PROMPT: Reproduce the records. Keep every word exact and include no images.

•••

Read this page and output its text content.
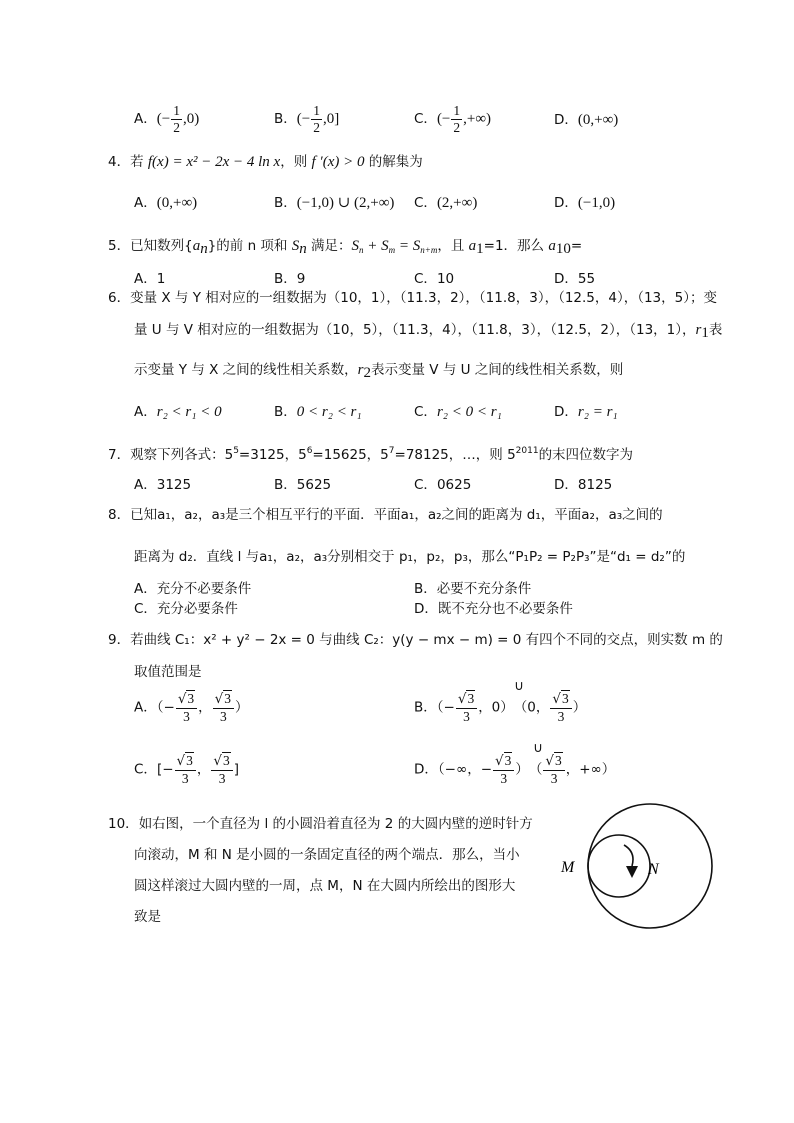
A．(− $\frac{1}{2} ,0$)	B．(− $\frac{1}{2} ,0$]	C．(− $\frac{1}{2}$ ,+∞)	D．(0,+∞)
4．若 f(x) = x² − 2x − 4 ln x，则 f ′(x) > 0 的解集为
A．(0,+∞)	B．(−1,0) ∪ (2,+∞) C．(2,+∞)	D．(−1,0)
5．已知数列$\{a_n\}$的前 n 项和 $S_n$ 满足：$S_n + S_m = S_{n+m}$，且 $a_1=1$．那么 $a_{10}=$
A．1	B．9	C．10	D．55
6．变量 X 与 Y 相对应的一组数据为（10，1），（11.3，2），（11.8，3），（12.5，4），（13，5）；变
量 U 与 V 相对应的一组数据为（10，5），（11.3，4），（11.8，3），（12.5，2），（13，1），$r_1$表
示变量 Y 与 X 之间的线性相关系数，$r_2$表示变量 V 与 U 之间的线性相关系数，则
A．r₂ < r₁ < 0	B．0 < r₂ < r₁	C．r₂ < 0 < r₁	D．r₂ = r₁
7．观察下列各式：$5^5=3125$，$5^6=15625$，$5^7=78125$，…，则 $5^{2011}$的末四位数字为
A．3125	B．5625	C．0625	D．8125
8．已知a₁，a₂，a₃是三个相互平行的平面．平面a₁，a₂之间的距离为 d₁，平面a₂，a₃之间的
距离为 d₂．直线 l 与a₁，a₂，a₃分别相交于 p₁，p₂，p₃，那么“P₁P₂ = P₂P₃”是“d₁ = d₂”的
A．充分不必要条件	B．必要不充分条件
C．充分必要条件	D．既不充分也不必要条件
9．若曲线 C₁：x² + y² − 2x = 0 与曲线 C₂：y(y − mx − m) = 0 有四个不同的交点，则实数 m 的
取值范围是
A．（− $\frac{√3}{3}$ ， $\frac{√3}{3}$ ）
∪
B．（− $\frac{√3}{3}$ ，0）　（0， $\frac{√3}{3}$ ）
C．[− $\frac{√3}{3}$ ， $\frac{√3}{3}$ ]
∪
D．（−∞，− $\frac{√3}{3}$ ）　（ $\frac{√3}{3}$ ，+∞）
10．如右图，一个直径为 l 的小圆沿着直径为 2 的大圆内壁的逆时针方
向滚动，M 和 N 是小圆的一条固定直径的两个端点．那么，当小
圆这样滚过大圆内壁的一周，点 M，N 在大圆内所绘出的图形大
致是
M	N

•••

TASK OUTPUT:
Read this page and output its text content.
A．(− $\frac{1}{2} ,0$)	B．(− $\frac{1}{2} ,0$]	C．(− $\frac{1}{2}$ ,+∞)	D．(0,+∞)
4．若 f(x) = x² − 2x − 4 ln x，则 f ′(x) > 0 的解集为
A．(0,+∞)	B．(−1,0) ∪ (2,+∞) C．(2,+∞)	D．(−1,0)
5．已知数列$\{a_n\}$的前 n 项和 $S_n$ 满足：$S_n + S_m = S_{n+m}$，且 $a_1=1$．那么 $a_{10}=$
A．1	B．9	C．10	D．55
6．变量 X 与 Y 相对应的一组数据为（10，1），（11.3，2），（11.8，3），（12.5，4），（13，5）；变
量 U 与 V 相对应的一组数据为（10，5），（11.3，4），（11.8，3），（12.5，2），（13，1），$r_1$表
示变量 Y 与 X 之间的线性相关系数，$r_2$表示变量 V 与 U 之间的线性相关系数，则
A．r₂ < r₁ < 0	B．0 < r₂ < r₁	C．r₂ < 0 < r₁	D．r₂ = r₁
7．观察下列各式：$5^5=3125$，$5^6=15625$，$5^7=78125$，…，则 $5^{2011}$的末四位数字为
A．3125	B．5625	C．0625	D．8125
8．已知a₁，a₂，a₃是三个相互平行的平面．平面a₁，a₂之间的距离为 d₁，平面a₂，a₃之间的
距离为 d₂．直线 l 与a₁，a₂，a₃分别相交于 p₁，p₂，p₃，那么“P₁P₂ = P₂P₃”是“d₁ = d₂”的
A．充分不必要条件	B．必要不充分条件
C．充分必要条件	D．既不充分也不必要条件
9．若曲线 C₁：x² + y² − 2x = 0 与曲线 C₂：y(y − mx − m) = 0 有四个不同的交点，则实数 m 的
取值范围是
A．（− $\frac{√3}{3}$ ， $\frac{√3}{3}$ ）
∪
B．（− $\frac{√3}{3}$ ，0）　（0， $\frac{√3}{3}$ ）
C．[− $\frac{√3}{3}$ ， $\frac{√3}{3}$ ]
∪
D．（−∞，− $\frac{√3}{3}$ ）　（ $\frac{√3}{3}$ ，+∞）
10．如右图，一个直径为 l 的小圆沿着直径为 2 的大圆内壁的逆时针方
向滚动，M 和 N 是小圆的一条固定直径的两个端点．那么，当小
圆这样滚过大圆内壁的一周，点 M，N 在大圆内所绘出的图形大
致是
M	N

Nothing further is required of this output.